* _Your instructions_:
Which lines below hold the word "bijoy"? Report each one.

* _Exercise data_:
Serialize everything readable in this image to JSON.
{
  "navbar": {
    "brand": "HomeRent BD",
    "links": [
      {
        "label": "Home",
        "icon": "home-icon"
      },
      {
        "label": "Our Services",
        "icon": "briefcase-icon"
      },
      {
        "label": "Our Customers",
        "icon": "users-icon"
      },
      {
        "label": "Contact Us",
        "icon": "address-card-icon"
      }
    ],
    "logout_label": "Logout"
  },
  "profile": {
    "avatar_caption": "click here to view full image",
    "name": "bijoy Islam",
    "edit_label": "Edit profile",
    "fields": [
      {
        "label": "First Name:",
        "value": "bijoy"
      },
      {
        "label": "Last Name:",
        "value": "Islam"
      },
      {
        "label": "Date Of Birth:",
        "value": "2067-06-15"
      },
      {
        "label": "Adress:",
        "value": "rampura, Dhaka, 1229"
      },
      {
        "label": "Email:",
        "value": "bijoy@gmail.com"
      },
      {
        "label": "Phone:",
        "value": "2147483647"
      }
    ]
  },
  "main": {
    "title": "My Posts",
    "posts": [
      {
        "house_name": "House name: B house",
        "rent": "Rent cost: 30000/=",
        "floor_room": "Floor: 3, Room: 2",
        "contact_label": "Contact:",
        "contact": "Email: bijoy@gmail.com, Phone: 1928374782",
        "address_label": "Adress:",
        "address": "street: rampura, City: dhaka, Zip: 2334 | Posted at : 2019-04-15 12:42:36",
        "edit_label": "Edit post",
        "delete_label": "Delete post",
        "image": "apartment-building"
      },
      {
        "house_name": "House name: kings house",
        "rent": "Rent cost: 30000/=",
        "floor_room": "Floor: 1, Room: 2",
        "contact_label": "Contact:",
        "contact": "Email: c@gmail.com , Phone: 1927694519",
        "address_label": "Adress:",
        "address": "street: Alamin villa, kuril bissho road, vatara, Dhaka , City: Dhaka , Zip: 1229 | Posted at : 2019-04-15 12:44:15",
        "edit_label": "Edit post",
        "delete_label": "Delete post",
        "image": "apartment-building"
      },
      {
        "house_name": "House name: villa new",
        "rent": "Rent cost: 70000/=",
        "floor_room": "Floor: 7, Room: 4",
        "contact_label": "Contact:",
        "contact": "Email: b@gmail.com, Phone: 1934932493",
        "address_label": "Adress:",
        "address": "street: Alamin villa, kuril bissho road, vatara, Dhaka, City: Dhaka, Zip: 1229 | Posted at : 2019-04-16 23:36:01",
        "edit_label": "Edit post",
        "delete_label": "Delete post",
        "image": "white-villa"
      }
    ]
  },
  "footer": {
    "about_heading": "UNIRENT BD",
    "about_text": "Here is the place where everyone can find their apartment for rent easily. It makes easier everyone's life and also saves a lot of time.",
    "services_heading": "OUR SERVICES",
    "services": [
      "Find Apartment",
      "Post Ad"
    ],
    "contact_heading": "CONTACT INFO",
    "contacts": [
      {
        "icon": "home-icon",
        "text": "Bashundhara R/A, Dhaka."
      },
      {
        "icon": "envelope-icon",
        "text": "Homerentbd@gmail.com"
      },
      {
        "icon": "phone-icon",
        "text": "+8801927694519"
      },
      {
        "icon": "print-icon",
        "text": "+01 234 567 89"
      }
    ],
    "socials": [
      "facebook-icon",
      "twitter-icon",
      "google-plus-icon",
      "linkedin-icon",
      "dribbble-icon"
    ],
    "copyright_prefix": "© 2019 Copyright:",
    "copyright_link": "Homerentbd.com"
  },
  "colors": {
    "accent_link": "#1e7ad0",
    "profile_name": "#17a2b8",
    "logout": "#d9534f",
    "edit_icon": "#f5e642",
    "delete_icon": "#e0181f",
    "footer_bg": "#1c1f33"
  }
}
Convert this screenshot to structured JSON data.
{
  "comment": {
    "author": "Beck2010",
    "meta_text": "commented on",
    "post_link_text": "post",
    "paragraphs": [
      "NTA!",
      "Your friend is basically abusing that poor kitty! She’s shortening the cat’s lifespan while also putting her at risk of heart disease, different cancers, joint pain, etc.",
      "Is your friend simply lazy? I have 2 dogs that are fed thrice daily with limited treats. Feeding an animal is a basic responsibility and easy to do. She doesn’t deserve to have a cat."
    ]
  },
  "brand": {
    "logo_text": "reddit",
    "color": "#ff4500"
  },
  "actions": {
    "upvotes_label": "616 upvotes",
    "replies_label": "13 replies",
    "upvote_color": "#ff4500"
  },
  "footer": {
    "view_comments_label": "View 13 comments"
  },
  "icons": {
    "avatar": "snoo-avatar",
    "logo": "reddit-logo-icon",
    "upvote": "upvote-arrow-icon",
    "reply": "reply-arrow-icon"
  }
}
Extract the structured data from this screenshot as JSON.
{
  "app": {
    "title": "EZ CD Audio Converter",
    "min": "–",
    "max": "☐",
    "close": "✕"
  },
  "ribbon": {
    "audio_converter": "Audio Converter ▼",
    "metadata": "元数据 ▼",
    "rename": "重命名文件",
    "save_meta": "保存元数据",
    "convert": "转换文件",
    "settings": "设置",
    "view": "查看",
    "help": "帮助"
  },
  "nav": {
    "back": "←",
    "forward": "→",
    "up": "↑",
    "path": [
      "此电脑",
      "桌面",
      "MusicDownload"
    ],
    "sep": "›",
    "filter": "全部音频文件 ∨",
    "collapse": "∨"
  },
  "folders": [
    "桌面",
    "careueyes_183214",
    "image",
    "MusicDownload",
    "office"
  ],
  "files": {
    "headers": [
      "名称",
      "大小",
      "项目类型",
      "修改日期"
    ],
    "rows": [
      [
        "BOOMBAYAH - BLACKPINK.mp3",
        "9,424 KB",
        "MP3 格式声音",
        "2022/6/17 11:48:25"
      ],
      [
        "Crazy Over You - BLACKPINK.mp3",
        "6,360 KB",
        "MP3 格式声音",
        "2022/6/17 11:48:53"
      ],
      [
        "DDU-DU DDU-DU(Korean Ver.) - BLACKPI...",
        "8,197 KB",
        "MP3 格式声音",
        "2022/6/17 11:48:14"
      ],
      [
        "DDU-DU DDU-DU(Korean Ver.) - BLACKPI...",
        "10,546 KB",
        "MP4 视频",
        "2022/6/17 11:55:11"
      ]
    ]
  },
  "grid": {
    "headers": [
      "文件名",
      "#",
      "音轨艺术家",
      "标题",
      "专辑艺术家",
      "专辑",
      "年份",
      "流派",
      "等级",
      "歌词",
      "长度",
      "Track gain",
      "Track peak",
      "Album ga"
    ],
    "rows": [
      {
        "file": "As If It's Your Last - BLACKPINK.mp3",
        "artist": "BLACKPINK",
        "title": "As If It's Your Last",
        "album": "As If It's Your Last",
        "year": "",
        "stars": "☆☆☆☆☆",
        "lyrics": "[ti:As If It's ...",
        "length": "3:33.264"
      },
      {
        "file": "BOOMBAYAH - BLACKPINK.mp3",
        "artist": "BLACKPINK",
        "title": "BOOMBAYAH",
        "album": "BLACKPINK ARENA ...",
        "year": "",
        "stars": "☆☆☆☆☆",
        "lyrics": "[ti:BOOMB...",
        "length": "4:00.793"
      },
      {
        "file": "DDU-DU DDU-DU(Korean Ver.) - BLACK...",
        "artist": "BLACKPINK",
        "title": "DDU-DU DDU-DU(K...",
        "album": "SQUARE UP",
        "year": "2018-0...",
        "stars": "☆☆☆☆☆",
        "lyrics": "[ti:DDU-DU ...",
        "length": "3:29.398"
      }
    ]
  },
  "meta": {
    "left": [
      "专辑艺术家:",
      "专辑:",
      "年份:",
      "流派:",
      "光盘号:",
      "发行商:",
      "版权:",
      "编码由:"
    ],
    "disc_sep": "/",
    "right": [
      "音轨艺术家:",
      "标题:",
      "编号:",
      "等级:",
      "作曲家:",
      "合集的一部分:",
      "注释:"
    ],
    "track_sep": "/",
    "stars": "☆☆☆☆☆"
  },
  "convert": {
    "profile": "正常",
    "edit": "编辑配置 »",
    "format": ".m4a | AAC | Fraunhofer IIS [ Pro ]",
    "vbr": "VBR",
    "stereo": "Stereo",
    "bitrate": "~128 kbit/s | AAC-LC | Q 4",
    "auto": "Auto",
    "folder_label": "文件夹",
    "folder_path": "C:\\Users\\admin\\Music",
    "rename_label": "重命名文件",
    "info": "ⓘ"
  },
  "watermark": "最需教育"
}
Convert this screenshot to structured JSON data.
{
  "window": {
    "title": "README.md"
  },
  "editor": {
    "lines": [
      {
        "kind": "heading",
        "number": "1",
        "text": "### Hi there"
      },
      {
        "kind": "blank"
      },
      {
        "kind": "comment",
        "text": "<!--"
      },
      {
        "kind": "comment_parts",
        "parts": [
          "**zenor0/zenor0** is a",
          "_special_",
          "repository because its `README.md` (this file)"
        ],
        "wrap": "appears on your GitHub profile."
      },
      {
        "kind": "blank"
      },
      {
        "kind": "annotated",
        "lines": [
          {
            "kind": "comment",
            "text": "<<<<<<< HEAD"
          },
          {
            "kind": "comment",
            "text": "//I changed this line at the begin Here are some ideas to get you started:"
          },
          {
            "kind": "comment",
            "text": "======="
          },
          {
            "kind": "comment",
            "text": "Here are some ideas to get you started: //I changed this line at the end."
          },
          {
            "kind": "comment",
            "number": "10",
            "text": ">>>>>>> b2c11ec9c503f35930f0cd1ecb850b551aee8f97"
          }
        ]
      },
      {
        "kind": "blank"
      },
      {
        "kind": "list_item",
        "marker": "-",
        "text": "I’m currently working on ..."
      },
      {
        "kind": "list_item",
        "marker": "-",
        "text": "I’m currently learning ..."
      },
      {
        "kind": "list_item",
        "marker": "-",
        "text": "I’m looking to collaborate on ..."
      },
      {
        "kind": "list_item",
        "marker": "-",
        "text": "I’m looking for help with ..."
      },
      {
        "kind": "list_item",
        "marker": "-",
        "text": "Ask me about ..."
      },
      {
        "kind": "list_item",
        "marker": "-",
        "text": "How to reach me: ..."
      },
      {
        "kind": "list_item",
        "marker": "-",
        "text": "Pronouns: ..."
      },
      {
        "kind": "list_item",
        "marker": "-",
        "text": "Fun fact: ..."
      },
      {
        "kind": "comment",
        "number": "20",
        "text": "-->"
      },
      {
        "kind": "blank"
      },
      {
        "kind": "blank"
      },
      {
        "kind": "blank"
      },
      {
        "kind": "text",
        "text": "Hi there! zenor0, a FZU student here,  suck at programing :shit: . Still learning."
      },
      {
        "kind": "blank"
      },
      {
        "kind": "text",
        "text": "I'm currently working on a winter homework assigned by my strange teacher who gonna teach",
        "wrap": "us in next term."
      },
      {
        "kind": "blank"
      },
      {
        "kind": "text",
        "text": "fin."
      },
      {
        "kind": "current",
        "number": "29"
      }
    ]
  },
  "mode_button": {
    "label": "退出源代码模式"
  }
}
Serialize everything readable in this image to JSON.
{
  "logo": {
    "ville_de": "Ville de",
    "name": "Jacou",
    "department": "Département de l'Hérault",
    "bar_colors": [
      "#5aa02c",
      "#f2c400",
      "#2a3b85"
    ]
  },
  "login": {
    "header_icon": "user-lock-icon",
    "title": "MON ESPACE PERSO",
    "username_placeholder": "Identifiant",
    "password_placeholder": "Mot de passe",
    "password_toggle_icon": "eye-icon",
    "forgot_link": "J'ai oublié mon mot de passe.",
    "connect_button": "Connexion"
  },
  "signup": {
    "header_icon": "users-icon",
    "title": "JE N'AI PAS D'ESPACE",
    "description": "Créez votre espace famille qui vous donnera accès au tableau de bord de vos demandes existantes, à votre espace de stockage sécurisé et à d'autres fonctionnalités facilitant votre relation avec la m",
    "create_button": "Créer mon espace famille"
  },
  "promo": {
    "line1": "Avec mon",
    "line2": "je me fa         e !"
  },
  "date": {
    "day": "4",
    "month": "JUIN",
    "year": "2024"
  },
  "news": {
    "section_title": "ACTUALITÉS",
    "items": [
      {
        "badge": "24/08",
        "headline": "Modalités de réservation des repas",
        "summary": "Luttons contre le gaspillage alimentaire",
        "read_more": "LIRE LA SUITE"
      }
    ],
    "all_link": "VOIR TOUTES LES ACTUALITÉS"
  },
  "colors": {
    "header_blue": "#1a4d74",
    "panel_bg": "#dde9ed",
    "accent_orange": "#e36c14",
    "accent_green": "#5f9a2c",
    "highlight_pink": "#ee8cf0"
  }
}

* _Answer below_:
    "name": "bijoy Islam",
        "value": "bijoy"
        "value": "bijoy@gmail.com"
        "contact": "Email: bijoy@gmail.com, Phone: 1928374782",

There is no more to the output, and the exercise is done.